Problem requirements:
Output every record below exactly as it appears.

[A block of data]
########################################

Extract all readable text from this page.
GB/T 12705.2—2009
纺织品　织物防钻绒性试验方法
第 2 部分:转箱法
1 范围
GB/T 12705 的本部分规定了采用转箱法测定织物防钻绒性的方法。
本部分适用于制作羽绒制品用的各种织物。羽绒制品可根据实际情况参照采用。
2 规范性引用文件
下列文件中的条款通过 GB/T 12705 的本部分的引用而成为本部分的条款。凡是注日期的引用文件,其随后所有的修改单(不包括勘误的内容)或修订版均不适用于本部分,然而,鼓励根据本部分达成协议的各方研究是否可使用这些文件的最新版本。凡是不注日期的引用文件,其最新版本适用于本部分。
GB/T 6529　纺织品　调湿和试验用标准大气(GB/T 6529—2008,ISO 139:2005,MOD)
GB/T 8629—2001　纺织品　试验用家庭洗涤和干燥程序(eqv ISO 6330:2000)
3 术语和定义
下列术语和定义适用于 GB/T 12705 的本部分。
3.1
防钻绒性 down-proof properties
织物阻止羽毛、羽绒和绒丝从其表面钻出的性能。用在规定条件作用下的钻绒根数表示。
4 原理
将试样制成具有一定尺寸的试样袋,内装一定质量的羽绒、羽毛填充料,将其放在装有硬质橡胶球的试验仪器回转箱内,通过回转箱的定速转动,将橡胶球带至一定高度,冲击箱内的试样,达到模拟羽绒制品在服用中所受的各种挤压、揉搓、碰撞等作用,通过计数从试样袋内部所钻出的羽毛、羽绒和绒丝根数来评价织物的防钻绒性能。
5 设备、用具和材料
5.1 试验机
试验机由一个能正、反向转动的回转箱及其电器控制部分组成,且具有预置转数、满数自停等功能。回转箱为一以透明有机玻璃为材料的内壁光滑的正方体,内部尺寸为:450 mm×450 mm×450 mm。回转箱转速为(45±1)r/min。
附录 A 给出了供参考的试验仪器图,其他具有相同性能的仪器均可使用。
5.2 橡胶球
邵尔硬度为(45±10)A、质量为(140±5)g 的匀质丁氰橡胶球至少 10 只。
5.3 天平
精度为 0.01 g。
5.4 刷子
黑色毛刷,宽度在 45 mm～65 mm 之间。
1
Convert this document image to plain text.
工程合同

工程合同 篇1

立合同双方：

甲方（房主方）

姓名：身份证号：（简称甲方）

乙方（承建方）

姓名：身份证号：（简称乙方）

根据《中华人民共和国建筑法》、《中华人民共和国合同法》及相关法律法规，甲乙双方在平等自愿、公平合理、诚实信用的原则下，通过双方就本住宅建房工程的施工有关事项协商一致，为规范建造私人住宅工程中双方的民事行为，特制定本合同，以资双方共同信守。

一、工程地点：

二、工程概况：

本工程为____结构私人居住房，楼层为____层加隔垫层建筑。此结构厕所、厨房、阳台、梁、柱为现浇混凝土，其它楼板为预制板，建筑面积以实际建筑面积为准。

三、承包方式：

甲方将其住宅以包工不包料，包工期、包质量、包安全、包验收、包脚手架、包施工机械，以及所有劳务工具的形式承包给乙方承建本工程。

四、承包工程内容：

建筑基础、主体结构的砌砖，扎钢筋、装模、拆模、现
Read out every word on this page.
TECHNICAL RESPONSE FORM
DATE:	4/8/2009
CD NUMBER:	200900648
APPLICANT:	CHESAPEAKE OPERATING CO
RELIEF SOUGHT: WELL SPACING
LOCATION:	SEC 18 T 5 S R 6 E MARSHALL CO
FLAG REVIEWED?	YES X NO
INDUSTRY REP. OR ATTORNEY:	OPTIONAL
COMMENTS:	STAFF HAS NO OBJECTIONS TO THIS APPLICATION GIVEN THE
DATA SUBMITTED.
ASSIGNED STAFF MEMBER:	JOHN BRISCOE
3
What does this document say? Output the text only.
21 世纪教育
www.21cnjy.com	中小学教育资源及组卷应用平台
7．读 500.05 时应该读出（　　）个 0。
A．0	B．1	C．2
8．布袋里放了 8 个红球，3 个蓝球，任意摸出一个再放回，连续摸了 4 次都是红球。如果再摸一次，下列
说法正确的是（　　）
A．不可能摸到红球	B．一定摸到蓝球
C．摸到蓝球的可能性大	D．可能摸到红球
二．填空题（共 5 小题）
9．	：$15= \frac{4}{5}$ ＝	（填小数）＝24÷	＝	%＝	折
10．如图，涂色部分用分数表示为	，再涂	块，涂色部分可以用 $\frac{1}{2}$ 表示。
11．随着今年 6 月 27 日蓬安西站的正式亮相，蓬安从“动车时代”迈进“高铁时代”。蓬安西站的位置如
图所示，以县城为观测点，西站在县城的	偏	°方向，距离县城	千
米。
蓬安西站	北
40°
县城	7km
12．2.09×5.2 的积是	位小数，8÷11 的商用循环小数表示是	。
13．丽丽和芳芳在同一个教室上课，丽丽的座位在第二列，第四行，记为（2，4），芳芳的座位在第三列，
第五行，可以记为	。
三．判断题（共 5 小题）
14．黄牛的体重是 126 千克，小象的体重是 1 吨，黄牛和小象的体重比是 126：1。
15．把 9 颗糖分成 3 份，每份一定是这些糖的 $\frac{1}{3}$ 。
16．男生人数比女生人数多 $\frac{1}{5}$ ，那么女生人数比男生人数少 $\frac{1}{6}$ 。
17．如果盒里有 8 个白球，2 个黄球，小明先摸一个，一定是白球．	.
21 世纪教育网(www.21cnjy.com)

########################################

The response:
Extract all readable text from this page.
GB/T 12705.2—2009
纺织品　织物防钻绒性试验方法
第 2 部分:转箱法
1 范围
GB/T 12705 的本部分规定了采用转箱法测定织物防钻绒性的方法。
本部分适用于制作羽绒制品用的各种织物。羽绒制品可根据实际情况参照采用。
2 规范性引用文件
下列文件中的条款通过 GB/T 12705 的本部分的引用而成为本部分的条款。凡是注日期的引用文件,其随后所有的修改单(不包括勘误的内容)或修订版均不适用于本部分,然而,鼓励根据本部分达成协议的各方研究是否可使用这些文件的最新版本。凡是不注日期的引用文件,其最新版本适用于本部分。
GB/T 6529　纺织品　调湿和试验用标准大气(GB/T 6529—2008,ISO 139:2005,MOD)
GB/T 8629—2001　纺织品　试验用家庭洗涤和干燥程序(eqv ISO 6330:2000)
3 术语和定义
下列术语和定义适用于 GB/T 12705 的本部分。
3.1
防钻绒性 down-proof properties
织物阻止羽毛、羽绒和绒丝从其表面钻出的性能。用在规定条件作用下的钻绒根数表示。
4 原理
将试样制成具有一定尺寸的试样袋,内装一定质量的羽绒、羽毛填充料,将其放在装有硬质橡胶球的试验仪器回转箱内,通过回转箱的定速转动,将橡胶球带至一定高度,冲击箱内的试样,达到模拟羽绒制品在服用中所受的各种挤压、揉搓、碰撞等作用,通过计数从试样袋内部所钻出的羽毛、羽绒和绒丝根数来评价织物的防钻绒性能。
5 设备、用具和材料
5.1 试验机
试验机由一个能正、反向转动的回转箱及其电器控制部分组成,且具有预置转数、满数自停等功能。回转箱为一以透明有机玻璃为材料的内壁光滑的正方体,内部尺寸为:450 mm×450 mm×450 mm。回转箱转速为(45±1)r/min。
附录 A 给出了供参考的试验仪器图,其他具有相同性能的仪器均可使用。
5.2 橡胶球
邵尔硬度为(45±10)A、质量为(140±5)g 的匀质丁氰橡胶球至少 10 只。
5.3 天平
精度为 0.01 g。
5.4 刷子
黑色毛刷,宽度在 45 mm～65 mm 之间。
1
Convert this document image to plain text.
工程合同

工程合同 篇1

立合同双方：

甲方（房主方）

姓名：身份证号：（简称甲方）

乙方（承建方）

姓名：身份证号：（简称乙方）

根据《中华人民共和国建筑法》、《中华人民共和国合同法》及相关法律法规，甲乙双方在平等自愿、公平合理、诚实信用的原则下，通过双方就本住宅建房工程的施工有关事项协商一致，为规范建造私人住宅工程中双方的民事行为，特制定本合同，以资双方共同信守。

一、工程地点：

二、工程概况：

本工程为____结构私人居住房，楼层为____层加隔垫层建筑。此结构厕所、厨房、阳台、梁、柱为现浇混凝土，其它楼板为预制板，建筑面积以实际建筑面积为准。

三、承包方式：

甲方将其住宅以包工不包料，包工期、包质量、包安全、包验收、包脚手架、包施工机械，以及所有劳务工具的形式承包给乙方承建本工程。

四、承包工程内容：

建筑基础、主体结构的砌砖，扎钢筋、装模、拆模、现
Read out every word on this page.
TECHNICAL RESPONSE FORM
DATE:	4/8/2009
CD NUMBER:	200900648
APPLICANT:	CHESAPEAKE OPERATING CO
RELIEF SOUGHT: WELL SPACING
LOCATION:	SEC 18 T 5 S R 6 E MARSHALL CO
FLAG REVIEWED?	YES X NO
INDUSTRY REP. OR ATTORNEY:	OPTIONAL
COMMENTS:	STAFF HAS NO OBJECTIONS TO THIS APPLICATION GIVEN THE
DATA SUBMITTED.
ASSIGNED STAFF MEMBER:	JOHN BRISCOE
3
What does this document say? Output the text only.
21 世纪教育
www.21cnjy.com	中小学教育资源及组卷应用平台
7．读 500.05 时应该读出（　　）个 0。
A．0	B．1	C．2
8．布袋里放了 8 个红球，3 个蓝球，任意摸出一个再放回，连续摸了 4 次都是红球。如果再摸一次，下列
说法正确的是（　　）
A．不可能摸到红球	B．一定摸到蓝球
C．摸到蓝球的可能性大	D．可能摸到红球
二．填空题（共 5 小题）
9．	：$15= \frac{4}{5}$ ＝	（填小数）＝24÷	＝	%＝	折
10．如图，涂色部分用分数表示为	，再涂	块，涂色部分可以用 $\frac{1}{2}$ 表示。
11．随着今年 6 月 27 日蓬安西站的正式亮相，蓬安从“动车时代”迈进“高铁时代”。蓬安西站的位置如
图所示，以县城为观测点，西站在县城的	偏	°方向，距离县城	千
米。
蓬安西站	北
40°
县城	7km
12．2.09×5.2 的积是	位小数，8÷11 的商用循环小数表示是	。
13．丽丽和芳芳在同一个教室上课，丽丽的座位在第二列，第四行，记为（2，4），芳芳的座位在第三列，
第五行，可以记为	。
三．判断题（共 5 小题）
14．黄牛的体重是 126 千克，小象的体重是 1 吨，黄牛和小象的体重比是 126：1。
15．把 9 颗糖分成 3 份，每份一定是这些糖的 $\frac{1}{3}$ 。
16．男生人数比女生人数多 $\frac{1}{5}$ ，那么女生人数比男生人数少 $\frac{1}{6}$ 。
17．如果盒里有 8 个白球，2 个黄球，小明先摸一个，一定是白球．	.
21 世纪教育网(www.21cnjy.com)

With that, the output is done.